Start

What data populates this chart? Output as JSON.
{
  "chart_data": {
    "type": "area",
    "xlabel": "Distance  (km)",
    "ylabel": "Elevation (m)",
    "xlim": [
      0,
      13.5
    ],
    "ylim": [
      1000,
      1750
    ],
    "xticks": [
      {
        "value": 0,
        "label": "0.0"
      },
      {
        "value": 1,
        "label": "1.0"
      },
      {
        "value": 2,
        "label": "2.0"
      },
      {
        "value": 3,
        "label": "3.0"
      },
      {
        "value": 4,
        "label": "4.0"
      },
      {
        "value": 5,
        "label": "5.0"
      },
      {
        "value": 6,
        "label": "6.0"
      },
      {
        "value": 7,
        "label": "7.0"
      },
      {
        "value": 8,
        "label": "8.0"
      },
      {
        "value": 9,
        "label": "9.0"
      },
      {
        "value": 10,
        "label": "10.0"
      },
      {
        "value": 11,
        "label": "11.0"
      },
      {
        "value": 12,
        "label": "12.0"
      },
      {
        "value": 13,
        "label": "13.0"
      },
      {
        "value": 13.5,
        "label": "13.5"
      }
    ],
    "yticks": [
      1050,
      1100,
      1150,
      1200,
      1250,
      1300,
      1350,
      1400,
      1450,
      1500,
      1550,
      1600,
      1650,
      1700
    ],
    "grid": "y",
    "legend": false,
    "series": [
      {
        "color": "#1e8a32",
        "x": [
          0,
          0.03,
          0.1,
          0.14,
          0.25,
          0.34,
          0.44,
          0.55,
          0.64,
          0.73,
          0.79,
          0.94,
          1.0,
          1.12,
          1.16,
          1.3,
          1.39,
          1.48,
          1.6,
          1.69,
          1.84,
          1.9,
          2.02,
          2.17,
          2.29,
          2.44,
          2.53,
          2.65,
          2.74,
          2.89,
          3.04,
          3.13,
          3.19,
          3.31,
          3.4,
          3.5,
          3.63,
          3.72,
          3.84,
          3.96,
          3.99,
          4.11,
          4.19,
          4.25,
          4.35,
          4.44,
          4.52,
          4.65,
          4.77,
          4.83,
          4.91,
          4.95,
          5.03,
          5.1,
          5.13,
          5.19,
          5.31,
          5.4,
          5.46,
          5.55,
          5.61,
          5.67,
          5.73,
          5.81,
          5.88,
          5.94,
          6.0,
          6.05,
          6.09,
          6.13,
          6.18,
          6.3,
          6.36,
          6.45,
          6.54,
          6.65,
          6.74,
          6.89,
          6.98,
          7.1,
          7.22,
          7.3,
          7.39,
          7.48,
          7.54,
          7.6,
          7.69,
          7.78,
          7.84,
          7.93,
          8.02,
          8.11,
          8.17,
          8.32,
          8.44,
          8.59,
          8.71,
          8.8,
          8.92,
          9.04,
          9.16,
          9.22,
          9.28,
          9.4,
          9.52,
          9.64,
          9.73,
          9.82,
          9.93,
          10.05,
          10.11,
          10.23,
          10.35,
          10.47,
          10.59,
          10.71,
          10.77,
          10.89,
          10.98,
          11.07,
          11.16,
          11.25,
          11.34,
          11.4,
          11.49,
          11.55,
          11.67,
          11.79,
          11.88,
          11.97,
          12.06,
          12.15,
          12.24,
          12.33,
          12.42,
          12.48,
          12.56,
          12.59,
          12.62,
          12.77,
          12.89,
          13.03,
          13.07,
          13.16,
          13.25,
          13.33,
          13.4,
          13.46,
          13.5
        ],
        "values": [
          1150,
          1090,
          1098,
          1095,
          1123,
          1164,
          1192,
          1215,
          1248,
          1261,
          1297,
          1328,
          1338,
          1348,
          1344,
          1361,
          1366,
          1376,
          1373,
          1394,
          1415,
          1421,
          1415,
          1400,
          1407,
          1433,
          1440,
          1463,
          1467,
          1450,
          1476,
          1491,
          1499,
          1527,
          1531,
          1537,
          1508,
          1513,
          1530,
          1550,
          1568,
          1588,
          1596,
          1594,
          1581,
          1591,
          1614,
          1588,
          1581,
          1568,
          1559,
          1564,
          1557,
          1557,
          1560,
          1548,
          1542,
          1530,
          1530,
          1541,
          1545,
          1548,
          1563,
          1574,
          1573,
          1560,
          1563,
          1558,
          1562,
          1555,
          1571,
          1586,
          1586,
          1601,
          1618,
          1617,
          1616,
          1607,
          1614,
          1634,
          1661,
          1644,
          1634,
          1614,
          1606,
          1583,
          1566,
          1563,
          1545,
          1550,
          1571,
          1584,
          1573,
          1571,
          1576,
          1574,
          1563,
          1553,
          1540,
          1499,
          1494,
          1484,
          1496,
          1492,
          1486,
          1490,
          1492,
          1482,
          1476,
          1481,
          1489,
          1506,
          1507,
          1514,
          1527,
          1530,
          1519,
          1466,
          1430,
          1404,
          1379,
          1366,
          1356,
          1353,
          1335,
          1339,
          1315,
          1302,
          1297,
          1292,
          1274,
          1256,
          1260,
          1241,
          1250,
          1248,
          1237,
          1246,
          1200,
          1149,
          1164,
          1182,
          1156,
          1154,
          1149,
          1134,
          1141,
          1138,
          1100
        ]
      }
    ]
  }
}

End

> **YOUR TASK**
Copy out the data shown above without altering anything.

> **FINAL RESULT**
What data populates this chart? Output as JSON.
{
  "chart_data": {
    "type": "area",
    "xlabel": "Distance  (km)",
    "ylabel": "Elevation (m)",
    "xlim": [
      0,
      13.5
    ],
    "ylim": [
      1000,
      1750
    ],
    "xticks": [
      {
        "value": 0,
        "label": "0.0"
      },
      {
        "value": 1,
        "label": "1.0"
      },
      {
        "value": 2,
        "label": "2.0"
      },
      {
        "value": 3,
        "label": "3.0"
      },
      {
        "value": 4,
        "label": "4.0"
      },
      {
        "value": 5,
        "label": "5.0"
      },
      {
        "value": 6,
        "label": "6.0"
      },
      {
        "value": 7,
        "label": "7.0"
      },
      {
        "value": 8,
        "label": "8.0"
      },
      {
        "value": 9,
        "label": "9.0"
      },
      {
        "value": 10,
        "label": "10.0"
      },
      {
        "value": 11,
        "label": "11.0"
      },
      {
        "value": 12,
        "label": "12.0"
      },
      {
        "value": 13,
        "label": "13.0"
      },
      {
        "value": 13.5,
        "label": "13.5"
      }
    ],
    "yticks": [
      1050,
      1100,
      1150,
      1200,
      1250,
      1300,
      1350,
      1400,
      1450,
      1500,
      1550,
      1600,
      1650,
      1700
    ],
    "grid": "y",
    "legend": false,
    "series": [
      {
        "color": "#1e8a32",
        "x": [
          0,
          0.03,
          0.1,
          0.14,
          0.25,
          0.34,
          0.44,
          0.55,
          0.64,
          0.73,
          0.79,
          0.94,
          1.0,
          1.12,
          1.16,
          1.3,
          1.39,
          1.48,
          1.6,
          1.69,
          1.84,
          1.9,
          2.02,
          2.17,
          2.29,
          2.44,
          2.53,
          2.65,
          2.74,
          2.89,
          3.04,
          3.13,
          3.19,
          3.31,
          3.4,
          3.5,
          3.63,
          3.72,
          3.84,
          3.96,
          3.99,
          4.11,
          4.19,
          4.25,
          4.35,
          4.44,
          4.52,
          4.65,
          4.77,
          4.83,
          4.91,
          4.95,
          5.03,
          5.1,
          5.13,
          5.19,
          5.31,
          5.4,
          5.46,
          5.55,
          5.61,
          5.67,
          5.73,
          5.81,
          5.88,
          5.94,
          6.0,
          6.05,
          6.09,
          6.13,
          6.18,
          6.3,
          6.36,
          6.45,
          6.54,
          6.65,
          6.74,
          6.89,
          6.98,
          7.1,
          7.22,
          7.3,
          7.39,
          7.48,
          7.54,
          7.6,
          7.69,
          7.78,
          7.84,
          7.93,
          8.02,
          8.11,
          8.17,
          8.32,
          8.44,
          8.59,
          8.71,
          8.8,
          8.92,
          9.04,
          9.16,
          9.22,
          9.28,
          9.4,
          9.52,
          9.64,
          9.73,
          9.82,
          9.93,
          10.05,
          10.11,
          10.23,
          10.35,
          10.47,
          10.59,
          10.71,
          10.77,
          10.89,
          10.98,
          11.07,
          11.16,
          11.25,
          11.34,
          11.4,
          11.49,
          11.55,
          11.67,
          11.79,
          11.88,
          11.97,
          12.06,
          12.15,
          12.24,
          12.33,
          12.42,
          12.48,
          12.56,
          12.59,
          12.62,
          12.77,
          12.89,
          13.03,
          13.07,
          13.16,
          13.25,
          13.33,
          13.4,
          13.46,
          13.5
        ],
        "values": [
          1150,
          1090,
          1098,
          1095,
          1123,
          1164,
          1192,
          1215,
          1248,
          1261,
          1297,
          1328,
          1338,
          1348,
          1344,
          1361,
          1366,
          1376,
          1373,
          1394,
          1415,
          1421,
          1415,
          1400,
          1407,
          1433,
          1440,
          1463,
          1467,
          1450,
          1476,
          1491,
          1499,
          1527,
          1531,
          1537,
          1508,
          1513,
          1530,
          1550,
          1568,
          1588,
          1596,
          1594,
          1581,
          1591,
          1614,
          1588,
          1581,
          1568,
          1559,
          1564,
          1557,
          1557,
          1560,
          1548,
          1542,
          1530,
          1530,
          1541,
          1545,
          1548,
          1563,
          1574,
          1573,
          1560,
          1563,
          1558,
          1562,
          1555,
          1571,
          1586,
          1586,
          1601,
          1618,
          1617,
          1616,
          1607,
          1614,
          1634,
          1661,
          1644,
          1634,
          1614,
          1606,
          1583,
          1566,
          1563,
          1545,
          1550,
          1571,
          1584,
          1573,
          1571,
          1576,
          1574,
          1563,
          1553,
          1540,
          1499,
          1494,
          1484,
          1496,
          1492,
          1486,
          1490,
          1492,
          1482,
          1476,
          1481,
          1489,
          1506,
          1507,
          1514,
          1527,
          1530,
          1519,
          1466,
          1430,
          1404,
          1379,
          1366,
          1356,
          1353,
          1335,
          1339,
          1315,
          1302,
          1297,
          1292,
          1274,
          1256,
          1260,
          1241,
          1250,
          1248,
          1237,
          1246,
          1200,
          1149,
          1164,
          1182,
          1156,
          1154,
          1149,
          1134,
          1141,
          1138,
          1100
        ]
      }
    ]
  }
}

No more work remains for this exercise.